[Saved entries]
::::
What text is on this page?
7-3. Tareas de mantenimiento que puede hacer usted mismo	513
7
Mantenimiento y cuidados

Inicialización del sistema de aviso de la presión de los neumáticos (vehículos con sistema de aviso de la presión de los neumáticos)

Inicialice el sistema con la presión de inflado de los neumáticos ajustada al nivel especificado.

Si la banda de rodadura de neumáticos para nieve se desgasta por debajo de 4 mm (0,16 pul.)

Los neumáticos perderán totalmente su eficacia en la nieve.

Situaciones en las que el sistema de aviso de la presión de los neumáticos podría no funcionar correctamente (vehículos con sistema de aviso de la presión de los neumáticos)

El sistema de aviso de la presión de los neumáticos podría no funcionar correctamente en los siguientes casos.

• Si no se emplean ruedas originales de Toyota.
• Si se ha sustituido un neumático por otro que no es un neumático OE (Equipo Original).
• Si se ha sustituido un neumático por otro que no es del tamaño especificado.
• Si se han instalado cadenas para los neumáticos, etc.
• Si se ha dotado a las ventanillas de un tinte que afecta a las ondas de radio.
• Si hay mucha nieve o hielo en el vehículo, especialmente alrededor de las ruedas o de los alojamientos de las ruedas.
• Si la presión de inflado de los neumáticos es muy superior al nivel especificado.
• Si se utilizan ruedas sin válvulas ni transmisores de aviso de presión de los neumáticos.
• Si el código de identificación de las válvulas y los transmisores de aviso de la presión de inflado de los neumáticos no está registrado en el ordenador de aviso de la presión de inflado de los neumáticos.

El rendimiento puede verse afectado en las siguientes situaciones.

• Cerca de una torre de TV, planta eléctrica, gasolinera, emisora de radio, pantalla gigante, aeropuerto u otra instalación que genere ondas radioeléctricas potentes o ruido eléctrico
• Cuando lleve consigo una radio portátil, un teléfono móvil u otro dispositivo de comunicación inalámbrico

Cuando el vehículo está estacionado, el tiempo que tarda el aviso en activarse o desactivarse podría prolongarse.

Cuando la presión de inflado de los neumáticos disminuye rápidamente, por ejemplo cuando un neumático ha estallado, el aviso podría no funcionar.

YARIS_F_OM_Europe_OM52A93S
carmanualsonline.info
::::
• **STATED TASK**
From the records above, please extract every line and repeat it exactly.

• **THE RESULT**
What text is on this page?
7-3. Tareas de mantenimiento que puede hacer usted mismo	513
7
Mantenimiento y cuidados

Inicialización del sistema de aviso de la presión de los neumáticos (vehículos con sistema de aviso de la presión de los neumáticos)

Inicialice el sistema con la presión de inflado de los neumáticos ajustada al nivel especificado.

Si la banda de rodadura de neumáticos para nieve se desgasta por debajo de 4 mm (0,16 pul.)

Los neumáticos perderán totalmente su eficacia en la nieve.

Situaciones en las que el sistema de aviso de la presión de los neumáticos podría no funcionar correctamente (vehículos con sistema de aviso de la presión de los neumáticos)

El sistema de aviso de la presión de los neumáticos podría no funcionar correctamente en los siguientes casos.

• Si no se emplean ruedas originales de Toyota.
• Si se ha sustituido un neumático por otro que no es un neumático OE (Equipo Original).
• Si se ha sustituido un neumático por otro que no es del tamaño especificado.
• Si se han instalado cadenas para los neumáticos, etc.
• Si se ha dotado a las ventanillas de un tinte que afecta a las ondas de radio.
• Si hay mucha nieve o hielo en el vehículo, especialmente alrededor de las ruedas o de los alojamientos de las ruedas.
• Si la presión de inflado de los neumáticos es muy superior al nivel especificado.
• Si se utilizan ruedas sin válvulas ni transmisores de aviso de presión de los neumáticos.
• Si el código de identificación de las válvulas y los transmisores de aviso de la presión de inflado de los neumáticos no está registrado en el ordenador de aviso de la presión de inflado de los neumáticos.

El rendimiento puede verse afectado en las siguientes situaciones.

• Cerca de una torre de TV, planta eléctrica, gasolinera, emisora de radio, pantalla gigante, aeropuerto u otra instalación que genere ondas radioeléctricas potentes o ruido eléctrico
• Cuando lleve consigo una radio portátil, un teléfono móvil u otro dispositivo de comunicación inalámbrico

Cuando el vehículo está estacionado, el tiempo que tarda el aviso en activarse o desactivarse podría prolongarse.

Cuando la presión de inflado de los neumáticos disminuye rápidamente, por ejemplo cuando un neumático ha estallado, el aviso podría no funcionar.

YARIS_F_OM_Europe_OM52A93S
carmanualsonline.info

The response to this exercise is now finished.